(Dataset records)
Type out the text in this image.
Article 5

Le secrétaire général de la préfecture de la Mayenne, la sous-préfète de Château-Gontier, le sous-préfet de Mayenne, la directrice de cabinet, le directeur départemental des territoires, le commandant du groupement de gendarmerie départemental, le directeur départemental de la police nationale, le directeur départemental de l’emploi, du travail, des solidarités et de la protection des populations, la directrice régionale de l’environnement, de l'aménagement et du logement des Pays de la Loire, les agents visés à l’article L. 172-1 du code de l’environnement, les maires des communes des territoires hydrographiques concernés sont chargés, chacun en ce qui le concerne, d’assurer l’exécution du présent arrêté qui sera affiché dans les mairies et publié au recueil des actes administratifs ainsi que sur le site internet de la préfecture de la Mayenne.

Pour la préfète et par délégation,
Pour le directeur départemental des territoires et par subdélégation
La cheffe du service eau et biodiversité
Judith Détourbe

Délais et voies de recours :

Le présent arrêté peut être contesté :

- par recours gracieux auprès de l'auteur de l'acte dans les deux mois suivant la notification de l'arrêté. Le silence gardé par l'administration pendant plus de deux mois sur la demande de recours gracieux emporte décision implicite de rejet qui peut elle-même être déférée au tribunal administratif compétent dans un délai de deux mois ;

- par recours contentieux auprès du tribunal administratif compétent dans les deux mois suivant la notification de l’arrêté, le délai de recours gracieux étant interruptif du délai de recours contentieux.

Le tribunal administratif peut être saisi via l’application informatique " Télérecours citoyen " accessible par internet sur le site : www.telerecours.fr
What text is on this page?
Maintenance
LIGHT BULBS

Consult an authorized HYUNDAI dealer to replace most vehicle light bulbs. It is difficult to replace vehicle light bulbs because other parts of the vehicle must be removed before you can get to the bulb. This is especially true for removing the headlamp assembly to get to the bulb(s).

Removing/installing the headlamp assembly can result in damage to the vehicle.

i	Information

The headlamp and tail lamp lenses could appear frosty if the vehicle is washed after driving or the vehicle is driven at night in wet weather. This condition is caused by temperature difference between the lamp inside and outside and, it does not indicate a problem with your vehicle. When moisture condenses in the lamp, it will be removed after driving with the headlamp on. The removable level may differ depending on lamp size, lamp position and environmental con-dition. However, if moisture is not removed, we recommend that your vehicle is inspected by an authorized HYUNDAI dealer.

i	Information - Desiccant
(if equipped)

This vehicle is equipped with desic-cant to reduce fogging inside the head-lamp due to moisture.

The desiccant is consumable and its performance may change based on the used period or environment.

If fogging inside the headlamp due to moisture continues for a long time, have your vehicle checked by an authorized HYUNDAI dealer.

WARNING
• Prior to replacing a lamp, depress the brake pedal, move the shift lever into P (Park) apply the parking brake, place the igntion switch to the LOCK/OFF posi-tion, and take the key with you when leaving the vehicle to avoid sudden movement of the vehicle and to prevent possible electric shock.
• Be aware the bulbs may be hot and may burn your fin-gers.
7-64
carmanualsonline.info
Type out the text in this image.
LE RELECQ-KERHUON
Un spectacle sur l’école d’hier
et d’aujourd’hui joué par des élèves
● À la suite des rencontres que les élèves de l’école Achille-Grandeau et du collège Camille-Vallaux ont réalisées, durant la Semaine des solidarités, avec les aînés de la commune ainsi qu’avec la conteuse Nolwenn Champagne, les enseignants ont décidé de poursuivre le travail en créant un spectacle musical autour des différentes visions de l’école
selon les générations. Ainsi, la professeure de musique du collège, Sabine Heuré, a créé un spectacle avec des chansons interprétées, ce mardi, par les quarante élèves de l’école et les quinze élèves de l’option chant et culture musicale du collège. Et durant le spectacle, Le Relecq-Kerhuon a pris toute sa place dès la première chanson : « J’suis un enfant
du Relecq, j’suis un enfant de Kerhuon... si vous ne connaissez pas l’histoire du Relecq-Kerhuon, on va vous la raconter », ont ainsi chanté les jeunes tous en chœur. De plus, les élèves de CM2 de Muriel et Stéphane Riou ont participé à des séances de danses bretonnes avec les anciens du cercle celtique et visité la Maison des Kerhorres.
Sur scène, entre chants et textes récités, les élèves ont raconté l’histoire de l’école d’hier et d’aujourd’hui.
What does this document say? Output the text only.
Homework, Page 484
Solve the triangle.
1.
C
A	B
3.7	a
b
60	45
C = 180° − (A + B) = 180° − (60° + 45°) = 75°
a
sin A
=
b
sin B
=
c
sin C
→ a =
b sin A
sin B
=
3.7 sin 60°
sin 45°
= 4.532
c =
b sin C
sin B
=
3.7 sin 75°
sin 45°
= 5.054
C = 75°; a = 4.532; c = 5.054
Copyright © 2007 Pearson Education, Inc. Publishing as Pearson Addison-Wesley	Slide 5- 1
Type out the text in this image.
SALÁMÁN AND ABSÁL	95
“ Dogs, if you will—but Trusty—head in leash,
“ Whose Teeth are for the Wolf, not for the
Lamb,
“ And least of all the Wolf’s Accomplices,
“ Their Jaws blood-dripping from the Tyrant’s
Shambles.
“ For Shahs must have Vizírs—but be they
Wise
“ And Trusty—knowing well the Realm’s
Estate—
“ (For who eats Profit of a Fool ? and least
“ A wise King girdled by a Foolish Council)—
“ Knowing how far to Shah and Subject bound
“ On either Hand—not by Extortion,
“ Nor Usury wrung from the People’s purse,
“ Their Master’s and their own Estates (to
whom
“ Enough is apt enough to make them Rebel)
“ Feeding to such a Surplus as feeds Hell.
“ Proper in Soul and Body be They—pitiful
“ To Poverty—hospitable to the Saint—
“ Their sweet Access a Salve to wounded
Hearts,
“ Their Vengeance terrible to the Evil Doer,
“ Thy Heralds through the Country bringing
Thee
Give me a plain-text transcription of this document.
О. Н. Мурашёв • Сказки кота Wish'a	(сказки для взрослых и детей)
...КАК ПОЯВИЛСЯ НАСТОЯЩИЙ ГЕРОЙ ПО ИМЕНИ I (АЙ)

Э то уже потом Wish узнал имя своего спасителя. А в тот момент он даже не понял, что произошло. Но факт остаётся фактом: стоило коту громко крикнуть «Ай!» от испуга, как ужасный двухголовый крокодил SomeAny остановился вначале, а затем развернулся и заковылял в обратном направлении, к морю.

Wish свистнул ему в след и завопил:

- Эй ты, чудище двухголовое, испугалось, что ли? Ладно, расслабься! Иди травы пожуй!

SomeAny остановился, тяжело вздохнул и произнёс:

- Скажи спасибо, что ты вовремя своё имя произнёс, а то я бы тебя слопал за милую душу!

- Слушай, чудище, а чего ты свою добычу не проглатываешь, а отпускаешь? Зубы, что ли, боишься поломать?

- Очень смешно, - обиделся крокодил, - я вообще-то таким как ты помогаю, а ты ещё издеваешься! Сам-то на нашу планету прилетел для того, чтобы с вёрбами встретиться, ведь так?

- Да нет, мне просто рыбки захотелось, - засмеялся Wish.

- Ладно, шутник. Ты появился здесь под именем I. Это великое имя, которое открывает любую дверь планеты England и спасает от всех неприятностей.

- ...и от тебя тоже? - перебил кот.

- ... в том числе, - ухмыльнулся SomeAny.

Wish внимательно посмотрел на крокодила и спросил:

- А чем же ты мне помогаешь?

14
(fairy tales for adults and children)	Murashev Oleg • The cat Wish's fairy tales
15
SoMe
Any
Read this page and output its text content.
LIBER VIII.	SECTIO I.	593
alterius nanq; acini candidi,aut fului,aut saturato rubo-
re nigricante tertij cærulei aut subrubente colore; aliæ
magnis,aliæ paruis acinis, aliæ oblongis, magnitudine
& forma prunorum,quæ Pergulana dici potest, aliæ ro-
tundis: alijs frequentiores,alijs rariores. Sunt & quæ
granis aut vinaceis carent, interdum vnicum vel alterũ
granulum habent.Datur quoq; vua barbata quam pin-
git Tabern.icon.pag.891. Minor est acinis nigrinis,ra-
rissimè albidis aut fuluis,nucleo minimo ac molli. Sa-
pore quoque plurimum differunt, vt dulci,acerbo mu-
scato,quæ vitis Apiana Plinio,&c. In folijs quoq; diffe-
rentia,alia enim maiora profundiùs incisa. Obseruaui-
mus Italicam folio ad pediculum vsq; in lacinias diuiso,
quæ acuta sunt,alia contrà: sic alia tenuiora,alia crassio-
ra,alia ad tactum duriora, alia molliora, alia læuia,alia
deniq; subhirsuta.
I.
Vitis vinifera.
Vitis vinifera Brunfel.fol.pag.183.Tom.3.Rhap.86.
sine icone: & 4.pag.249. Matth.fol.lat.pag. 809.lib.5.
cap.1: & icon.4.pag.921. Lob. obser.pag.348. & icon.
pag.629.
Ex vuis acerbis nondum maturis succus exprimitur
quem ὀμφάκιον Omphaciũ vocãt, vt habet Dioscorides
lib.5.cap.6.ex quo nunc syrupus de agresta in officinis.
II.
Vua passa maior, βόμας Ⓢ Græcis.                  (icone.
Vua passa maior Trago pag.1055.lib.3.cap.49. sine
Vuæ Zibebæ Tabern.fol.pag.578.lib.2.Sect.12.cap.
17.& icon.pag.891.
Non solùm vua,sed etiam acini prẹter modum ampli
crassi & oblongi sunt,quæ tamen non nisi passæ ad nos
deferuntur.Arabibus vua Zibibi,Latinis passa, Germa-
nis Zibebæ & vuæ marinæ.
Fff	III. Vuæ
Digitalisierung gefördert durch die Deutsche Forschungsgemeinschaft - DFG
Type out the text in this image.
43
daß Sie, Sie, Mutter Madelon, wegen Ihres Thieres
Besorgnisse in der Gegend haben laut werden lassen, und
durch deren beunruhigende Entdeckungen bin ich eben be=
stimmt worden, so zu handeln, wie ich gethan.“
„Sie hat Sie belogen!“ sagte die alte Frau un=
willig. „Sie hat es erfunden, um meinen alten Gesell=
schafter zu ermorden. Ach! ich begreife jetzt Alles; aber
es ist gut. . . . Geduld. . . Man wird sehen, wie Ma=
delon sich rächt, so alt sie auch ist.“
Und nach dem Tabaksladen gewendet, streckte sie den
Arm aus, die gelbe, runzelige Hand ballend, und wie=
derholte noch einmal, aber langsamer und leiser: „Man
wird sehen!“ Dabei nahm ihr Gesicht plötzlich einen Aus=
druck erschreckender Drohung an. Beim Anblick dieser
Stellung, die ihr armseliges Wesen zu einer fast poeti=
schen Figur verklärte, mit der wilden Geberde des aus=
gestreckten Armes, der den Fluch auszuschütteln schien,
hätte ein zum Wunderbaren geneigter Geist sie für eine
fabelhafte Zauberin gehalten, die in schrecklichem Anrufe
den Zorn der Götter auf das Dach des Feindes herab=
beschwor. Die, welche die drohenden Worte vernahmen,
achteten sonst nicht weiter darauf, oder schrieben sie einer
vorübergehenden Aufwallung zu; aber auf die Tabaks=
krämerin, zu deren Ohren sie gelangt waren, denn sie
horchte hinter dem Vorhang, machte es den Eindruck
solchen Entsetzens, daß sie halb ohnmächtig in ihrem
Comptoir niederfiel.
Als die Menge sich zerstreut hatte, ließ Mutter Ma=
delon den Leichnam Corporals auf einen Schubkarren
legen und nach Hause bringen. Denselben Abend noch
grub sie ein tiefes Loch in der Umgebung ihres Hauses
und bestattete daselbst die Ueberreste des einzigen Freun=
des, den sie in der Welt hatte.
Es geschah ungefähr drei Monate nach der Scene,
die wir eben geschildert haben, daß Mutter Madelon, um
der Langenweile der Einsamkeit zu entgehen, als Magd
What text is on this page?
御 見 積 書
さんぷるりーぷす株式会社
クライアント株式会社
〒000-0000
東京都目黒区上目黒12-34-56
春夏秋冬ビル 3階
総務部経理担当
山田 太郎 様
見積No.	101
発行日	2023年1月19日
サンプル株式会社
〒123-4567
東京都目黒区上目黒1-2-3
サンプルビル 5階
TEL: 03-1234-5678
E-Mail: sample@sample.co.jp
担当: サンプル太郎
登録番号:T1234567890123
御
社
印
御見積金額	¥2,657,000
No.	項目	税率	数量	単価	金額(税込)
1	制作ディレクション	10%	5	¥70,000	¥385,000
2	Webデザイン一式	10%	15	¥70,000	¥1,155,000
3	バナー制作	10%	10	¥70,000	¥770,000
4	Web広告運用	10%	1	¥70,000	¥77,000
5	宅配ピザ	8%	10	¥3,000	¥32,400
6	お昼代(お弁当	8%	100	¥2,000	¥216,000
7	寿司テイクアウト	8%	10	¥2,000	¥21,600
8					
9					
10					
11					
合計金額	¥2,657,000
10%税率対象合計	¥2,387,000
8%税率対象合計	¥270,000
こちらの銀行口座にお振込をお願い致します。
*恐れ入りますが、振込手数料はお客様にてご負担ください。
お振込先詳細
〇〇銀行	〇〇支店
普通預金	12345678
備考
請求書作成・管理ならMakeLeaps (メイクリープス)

• **Given request**: Copy every line of the material in which the word "wird" occurs.

• **Written reply**:
es ist gut. . . . Geduld. . . Man wird sehen, wie Ma=
wird sehen!“ Dabei nahm ihr Gesicht plötzlich einen Aus=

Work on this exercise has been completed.